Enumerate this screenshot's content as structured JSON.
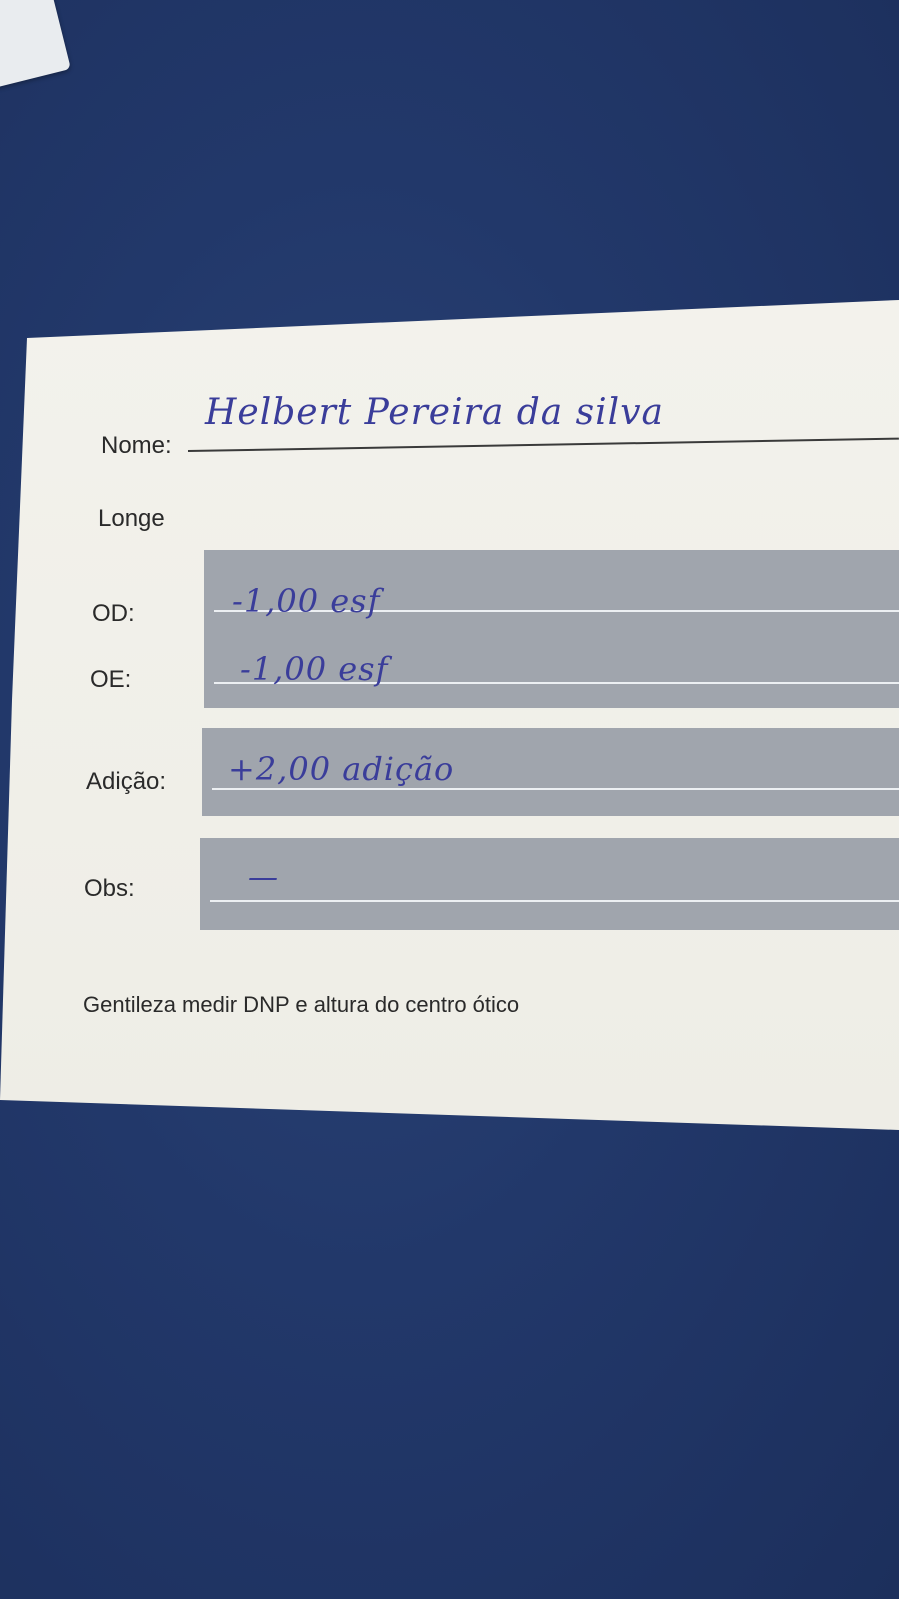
{
  "card": {
    "nome_label": "Nome:",
    "nome_value": "Helbert Pereira da silva",
    "longe_label": "Longe",
    "od_label": "OD:",
    "od_value": "-1,00 esf",
    "oe_label": "OE:",
    "oe_value": "-1,00 esf",
    "adicao_label": "Adição:",
    "adicao_value": "+2,00 adição",
    "obs_label": "Obs:",
    "obs_value": "—",
    "footer": "Gentileza medir DNP e altura do centro ótico"
  },
  "colors": {
    "background": "#22386a",
    "card": "#f1f0ea",
    "band": "#a0a5ad",
    "ink": "#3a3d9a"
  }
}
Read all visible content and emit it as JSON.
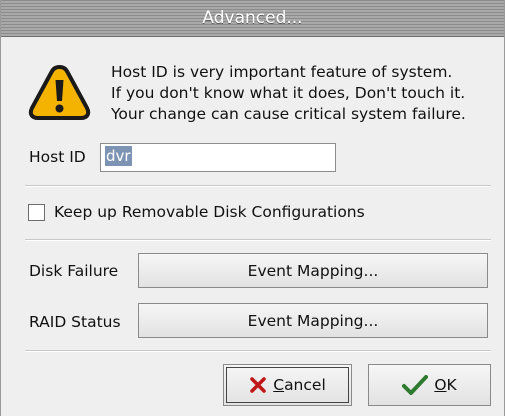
{
  "window": {
    "title": "Advanced..."
  },
  "warning": {
    "icon": "warning-icon",
    "lines": [
      "Host ID is very important feature of system.",
      "If you don't know what it does, Don't touch it.",
      "Your change can cause critical system failure."
    ]
  },
  "host_id": {
    "label": "Host ID",
    "value": "dvr"
  },
  "removable_disk": {
    "label": "Keep up Removable Disk Configurations",
    "checked": false
  },
  "disk_failure": {
    "label": "Disk Failure",
    "button_label": "Event Mapping..."
  },
  "raid_status": {
    "label": "RAID Status",
    "button_label": "Event Mapping..."
  },
  "buttons": {
    "cancel": {
      "mnemonic": "C",
      "rest": "ancel",
      "icon": "red-x-icon"
    },
    "ok": {
      "mnemonic": "O",
      "rest": "K",
      "icon": "checkmark-icon"
    }
  },
  "colors": {
    "warning_fill": "#f4b300",
    "cancel_icon": "#c01818",
    "ok_icon": "#2e7a2e",
    "selection": "#7d93b4"
  }
}
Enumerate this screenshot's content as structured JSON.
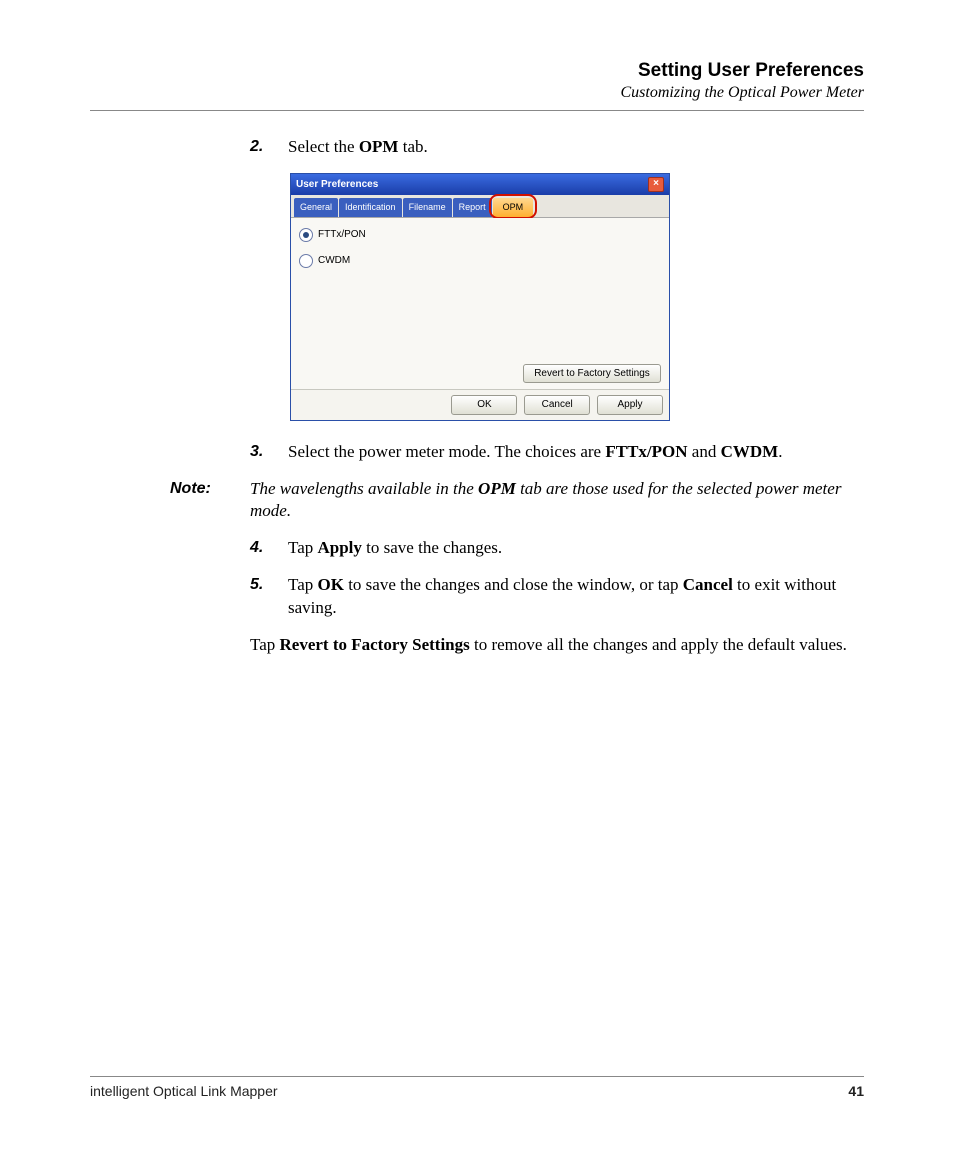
{
  "header": {
    "chapter": "Setting User Preferences",
    "subtitle": "Customizing the Optical Power Meter"
  },
  "steps": {
    "s2_num": "2.",
    "s2_a": "Select the ",
    "s2_b": "OPM",
    "s2_c": " tab.",
    "s3_num": "3.",
    "s3_a": "Select the power meter mode. The choices are ",
    "s3_b": "FTTx/PON",
    "s3_c": " and ",
    "s3_d": "CWDM",
    "s3_e": ".",
    "s4_num": "4.",
    "s4_a": "Tap ",
    "s4_b": "Apply",
    "s4_c": " to save the changes.",
    "s5_num": "5.",
    "s5_a": "Tap ",
    "s5_b": "OK",
    "s5_c": " to save the changes and close the window, or tap ",
    "s5_d": "Cancel",
    "s5_e": " to exit without saving."
  },
  "note": {
    "label": "Note:",
    "a": "The wavelengths available in the ",
    "b": "OPM",
    "c": " tab are those used for the selected power meter mode."
  },
  "para": {
    "a": "Tap ",
    "b": "Revert to Factory Settings",
    "c": " to remove all the changes and apply the default values."
  },
  "dialog": {
    "title": "User Preferences",
    "close": "×",
    "tabs": {
      "general": "General",
      "identification": "Identification",
      "filename": "Filename",
      "report": "Report",
      "opm": "OPM"
    },
    "options": {
      "fttx": "FTTx/PON",
      "cwdm": "CWDM"
    },
    "buttons": {
      "revert": "Revert to Factory Settings",
      "ok": "OK",
      "cancel": "Cancel",
      "apply": "Apply"
    }
  },
  "footer": {
    "product": "intelligent Optical Link Mapper",
    "page": "41"
  }
}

════

### Aim
Reproduce every entry word for word, but skip any pictures.

### The completed task
Enumerate this screenshot's content as structured JSON.
{
  "card": {
    "nome_label": "Nome:",
    "nome_value": "Helbert Pereira da silva",
    "longe_label": "Longe",
    "od_label": "OD:",
    "od_value": "-1,00 esf",
    "oe_label": "OE:",
    "oe_value": "-1,00 esf",
    "adicao_label": "Adição:",
    "adicao_value": "+2,00 adição",
    "obs_label": "Obs:",
    "obs_value": "—",
    "footer": "Gentileza medir DNP e altura do centro ótico"
  },
  "colors": {
    "background": "#22386a",
    "card": "#f1f0ea",
    "band": "#a0a5ad",
    "ink": "#3a3d9a"
  }
}
Read all visible content and emit it as JSON.
{
  "window": {
    "title": "Advanced..."
  },
  "warning": {
    "icon": "warning-icon",
    "lines": [
      "Host ID is very important feature of system.",
      "If you don't know what it does, Don't touch it.",
      "Your change can cause critical system failure."
    ]
  },
  "host_id": {
    "label": "Host ID",
    "value": "dvr"
  },
  "removable_disk": {
    "label": "Keep up Removable Disk Configurations",
    "checked": false
  },
  "disk_failure": {
    "label": "Disk Failure",
    "button_label": "Event Mapping..."
  },
  "raid_status": {
    "label": "RAID Status",
    "button_label": "Event Mapping..."
  },
  "buttons": {
    "cancel": {
      "mnemonic": "C",
      "rest": "ancel",
      "icon": "red-x-icon"
    },
    "ok": {
      "mnemonic": "O",
      "rest": "K",
      "icon": "checkmark-icon"
    }
  },
  "colors": {
    "warning_fill": "#f4b300",
    "cancel_icon": "#c01818",
    "ok_icon": "#2e7a2e",
    "selection": "#7d93b4"
  }
}
Enumerate this screenshot's content as structured JSON.
{
  "header": {
    "chapter": "Setting User Preferences",
    "subtitle": "Customizing the Optical Power Meter"
  },
  "steps": {
    "s2_num": "2.",
    "s2_a": "Select the ",
    "s2_b": "OPM",
    "s2_c": " tab.",
    "s3_num": "3.",
    "s3_a": "Select the power meter mode. The choices are ",
    "s3_b": "FTTx/PON",
    "s3_c": " and ",
    "s3_d": "CWDM",
    "s3_e": ".",
    "s4_num": "4.",
    "s4_a": "Tap ",
    "s4_b": "Apply",
    "s4_c": " to save the changes.",
    "s5_num": "5.",
    "s5_a": "Tap ",
    "s5_b": "OK",
    "s5_c": " to save the changes and close the window, or tap ",
    "s5_d": "Cancel",
    "s5_e": " to exit without saving."
  },
  "note": {
    "label": "Note:",
    "a": "The wavelengths available in the ",
    "b": "OPM",
    "c": " tab are those used for the selected power meter mode."
  },
  "para": {
    "a": "Tap ",
    "b": "Revert to Factory Settings",
    "c": " to remove all the changes and apply the default values."
  },
  "dialog": {
    "title": "User Preferences",
    "close": "×",
    "tabs": {
      "general": "General",
      "identification": "Identification",
      "filename": "Filename",
      "report": "Report",
      "opm": "OPM"
    },
    "options": {
      "fttx": "FTTx/PON",
      "cwdm": "CWDM"
    },
    "buttons": {
      "revert": "Revert to Factory Settings",
      "ok": "OK",
      "cancel": "Cancel",
      "apply": "Apply"
    }
  },
  "footer": {
    "product": "intelligent Optical Link Mapper",
    "page": "41"
  }
}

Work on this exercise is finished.